PROBLEM
Give everything from the first line down to the line containing "x-tick-label: 100k: [492, 367, 525, 384]", both included, as a Markdown table with the columns Row and Line, leaving out any blank lines.

Items listed in a dataset:
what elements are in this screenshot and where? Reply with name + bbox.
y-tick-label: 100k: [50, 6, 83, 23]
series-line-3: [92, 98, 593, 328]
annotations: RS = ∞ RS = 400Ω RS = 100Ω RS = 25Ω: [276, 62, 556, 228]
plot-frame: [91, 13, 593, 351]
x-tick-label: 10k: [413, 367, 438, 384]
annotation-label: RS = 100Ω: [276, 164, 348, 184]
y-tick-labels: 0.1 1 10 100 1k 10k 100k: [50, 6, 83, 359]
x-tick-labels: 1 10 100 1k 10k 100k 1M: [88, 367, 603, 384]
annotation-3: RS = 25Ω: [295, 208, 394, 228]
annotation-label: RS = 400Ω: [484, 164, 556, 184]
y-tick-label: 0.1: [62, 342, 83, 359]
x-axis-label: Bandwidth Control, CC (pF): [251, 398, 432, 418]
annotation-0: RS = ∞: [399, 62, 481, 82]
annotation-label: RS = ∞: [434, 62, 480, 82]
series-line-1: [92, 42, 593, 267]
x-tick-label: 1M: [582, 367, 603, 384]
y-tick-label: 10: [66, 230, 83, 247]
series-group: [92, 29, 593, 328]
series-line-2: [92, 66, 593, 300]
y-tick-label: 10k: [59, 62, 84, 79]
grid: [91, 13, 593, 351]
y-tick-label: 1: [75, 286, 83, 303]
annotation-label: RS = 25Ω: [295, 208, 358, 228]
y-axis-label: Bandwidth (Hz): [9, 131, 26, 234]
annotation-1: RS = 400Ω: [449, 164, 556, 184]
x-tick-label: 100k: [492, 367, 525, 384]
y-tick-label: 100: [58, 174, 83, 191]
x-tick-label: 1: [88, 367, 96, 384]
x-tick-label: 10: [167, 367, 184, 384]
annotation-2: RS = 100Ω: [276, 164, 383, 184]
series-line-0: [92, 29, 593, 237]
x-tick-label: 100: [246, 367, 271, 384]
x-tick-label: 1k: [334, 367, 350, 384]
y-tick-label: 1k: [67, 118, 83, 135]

EXERCISE SOLUTION
| Row | Line |
|---|---|
| 1 | what elements are in this screenshot and where? Reply with name + bbox. |
| 2 | y-tick-label: 100k: [50, 6, 83, 23] |
| 3 | series-line-3: [92, 98, 593, 328] |
| 4 | annotations: RS = ∞ RS = 400Ω RS = 100Ω RS = 25Ω: [276, 62, 556, 228] |
| 5 | plot-frame: [91, 13, 593, 351] |
| 6 | x-tick-label: 10k: [413, 367, 438, 384] |
| 7 | annotation-label: RS = 100Ω: [276, 164, 348, 184] |
| 8 | y-tick-labels: 0.1 1 10 100 1k 10k 100k: [50, 6, 83, 359] |
| 9 | x-tick-labels: 1 10 100 1k 10k 100k 1M: [88, 367, 603, 384] |
| 10 | annotation-3: RS = 25Ω: [295, 208, 394, 228] |
| 11 | annotation-label: RS = 400Ω: [484, 164, 556, 184] |
| 12 | y-tick-label: 0.1: [62, 342, 83, 359] |
| 13 | x-axis-label: Bandwidth Control, CC (pF): [251, 398, 432, 418] |
| 14 | annotation-0: RS = ∞: [399, 62, 481, 82] |
| 15 | annotation-label: RS = ∞: [434, 62, 480, 82] |
| 16 | series-line-1: [92, 42, 593, 267] |
| 17 | x-tick-label: 1M: [582, 367, 603, 384] |
| 18 | y-tick-label: 10: [66, 230, 83, 247] |
| 19 | series-group: [92, 29, 593, 328] |
| 20 | series-line-2: [92, 66, 593, 300] |
| 21 | y-tick-label: 10k: [59, 62, 84, 79] |
| 22 | grid: [91, 13, 593, 351] |
| 23 | y-tick-label: 1: [75, 286, 83, 303] |
| 24 | annotation-label: RS = 25Ω: [295, 208, 358, 228] |
| 25 | y-axis-label: Bandwidth (Hz): [9, 131, 26, 234] |
| 26 | annotation-1: RS = 400Ω: [449, 164, 556, 184] |
| 27 | x-tick-label: 100k: [492, 367, 525, 384] |